Exercise details:
Your task is to restate the data word for word.

Extracted entries:
++++++++++

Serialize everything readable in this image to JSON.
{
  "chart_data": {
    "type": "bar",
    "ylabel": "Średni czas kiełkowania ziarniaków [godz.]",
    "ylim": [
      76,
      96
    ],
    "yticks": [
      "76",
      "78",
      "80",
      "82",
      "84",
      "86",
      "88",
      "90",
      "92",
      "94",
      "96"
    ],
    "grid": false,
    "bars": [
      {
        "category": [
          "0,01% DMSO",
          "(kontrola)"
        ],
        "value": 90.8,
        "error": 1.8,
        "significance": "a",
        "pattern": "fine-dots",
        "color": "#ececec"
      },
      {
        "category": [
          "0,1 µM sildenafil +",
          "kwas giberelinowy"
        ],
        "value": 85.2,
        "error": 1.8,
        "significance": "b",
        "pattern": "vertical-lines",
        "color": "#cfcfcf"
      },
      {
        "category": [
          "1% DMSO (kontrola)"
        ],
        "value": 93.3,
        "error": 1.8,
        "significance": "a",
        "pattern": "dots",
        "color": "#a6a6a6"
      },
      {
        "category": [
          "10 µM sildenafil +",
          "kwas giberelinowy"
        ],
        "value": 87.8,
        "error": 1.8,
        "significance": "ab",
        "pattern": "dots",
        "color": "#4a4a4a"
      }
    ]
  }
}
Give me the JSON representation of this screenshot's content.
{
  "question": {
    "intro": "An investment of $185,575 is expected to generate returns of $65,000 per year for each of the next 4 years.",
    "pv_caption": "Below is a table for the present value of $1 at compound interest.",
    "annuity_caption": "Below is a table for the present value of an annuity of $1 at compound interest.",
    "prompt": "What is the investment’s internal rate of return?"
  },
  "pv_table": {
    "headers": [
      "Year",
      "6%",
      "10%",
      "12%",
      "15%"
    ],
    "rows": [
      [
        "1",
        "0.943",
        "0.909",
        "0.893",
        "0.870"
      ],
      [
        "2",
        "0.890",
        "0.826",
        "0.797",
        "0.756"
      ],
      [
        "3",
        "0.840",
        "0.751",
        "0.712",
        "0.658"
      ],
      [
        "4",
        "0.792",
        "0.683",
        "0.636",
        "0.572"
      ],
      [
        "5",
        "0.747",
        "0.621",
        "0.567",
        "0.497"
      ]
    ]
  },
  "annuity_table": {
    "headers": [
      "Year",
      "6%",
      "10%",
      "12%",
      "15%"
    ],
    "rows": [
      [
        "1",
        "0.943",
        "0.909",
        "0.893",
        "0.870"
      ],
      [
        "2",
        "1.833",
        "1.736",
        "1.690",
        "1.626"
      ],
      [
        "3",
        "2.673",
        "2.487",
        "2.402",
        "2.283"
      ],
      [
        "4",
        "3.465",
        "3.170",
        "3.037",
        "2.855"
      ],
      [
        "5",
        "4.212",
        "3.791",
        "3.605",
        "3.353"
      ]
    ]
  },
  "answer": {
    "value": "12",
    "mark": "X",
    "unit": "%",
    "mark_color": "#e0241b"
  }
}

++++++++++

Answer to this exercise:
Serialize everything readable in this image to JSON.
{
  "chart_data": {
    "type": "bar",
    "ylabel": "Średni czas kiełkowania ziarniaków [godz.]",
    "ylim": [
      76,
      96
    ],
    "yticks": [
      "76",
      "78",
      "80",
      "82",
      "84",
      "86",
      "88",
      "90",
      "92",
      "94",
      "96"
    ],
    "grid": false,
    "bars": [
      {
        "category": [
          "0,01% DMSO",
          "(kontrola)"
        ],
        "value": 90.8,
        "error": 1.8,
        "significance": "a",
        "pattern": "fine-dots",
        "color": "#ececec"
      },
      {
        "category": [
          "0,1 µM sildenafil +",
          "kwas giberelinowy"
        ],
        "value": 85.2,
        "error": 1.8,
        "significance": "b",
        "pattern": "vertical-lines",
        "color": "#cfcfcf"
      },
      {
        "category": [
          "1% DMSO (kontrola)"
        ],
        "value": 93.3,
        "error": 1.8,
        "significance": "a",
        "pattern": "dots",
        "color": "#a6a6a6"
      },
      {
        "category": [
          "10 µM sildenafil +",
          "kwas giberelinowy"
        ],
        "value": 87.8,
        "error": 1.8,
        "significance": "ab",
        "pattern": "dots",
        "color": "#4a4a4a"
      }
    ]
  }
}
Give me the JSON representation of this screenshot's content.
{
  "question": {
    "intro": "An investment of $185,575 is expected to generate returns of $65,000 per year for each of the next 4 years.",
    "pv_caption": "Below is a table for the present value of $1 at compound interest.",
    "annuity_caption": "Below is a table for the present value of an annuity of $1 at compound interest.",
    "prompt": "What is the investment’s internal rate of return?"
  },
  "pv_table": {
    "headers": [
      "Year",
      "6%",
      "10%",
      "12%",
      "15%"
    ],
    "rows": [
      [
        "1",
        "0.943",
        "0.909",
        "0.893",
        "0.870"
      ],
      [
        "2",
        "0.890",
        "0.826",
        "0.797",
        "0.756"
      ],
      [
        "3",
        "0.840",
        "0.751",
        "0.712",
        "0.658"
      ],
      [
        "4",
        "0.792",
        "0.683",
        "0.636",
        "0.572"
      ],
      [
        "5",
        "0.747",
        "0.621",
        "0.567",
        "0.497"
      ]
    ]
  },
  "annuity_table": {
    "headers": [
      "Year",
      "6%",
      "10%",
      "12%",
      "15%"
    ],
    "rows": [
      [
        "1",
        "0.943",
        "0.909",
        "0.893",
        "0.870"
      ],
      [
        "2",
        "1.833",
        "1.736",
        "1.690",
        "1.626"
      ],
      [
        "3",
        "2.673",
        "2.487",
        "2.402",
        "2.283"
      ],
      [
        "4",
        "3.465",
        "3.170",
        "3.037",
        "2.855"
      ],
      [
        "5",
        "4.212",
        "3.791",
        "3.605",
        "3.353"
      ]
    ]
  },
  "answer": {
    "value": "12",
    "mark": "X",
    "unit": "%",
    "mark_color": "#e0241b"
  }
}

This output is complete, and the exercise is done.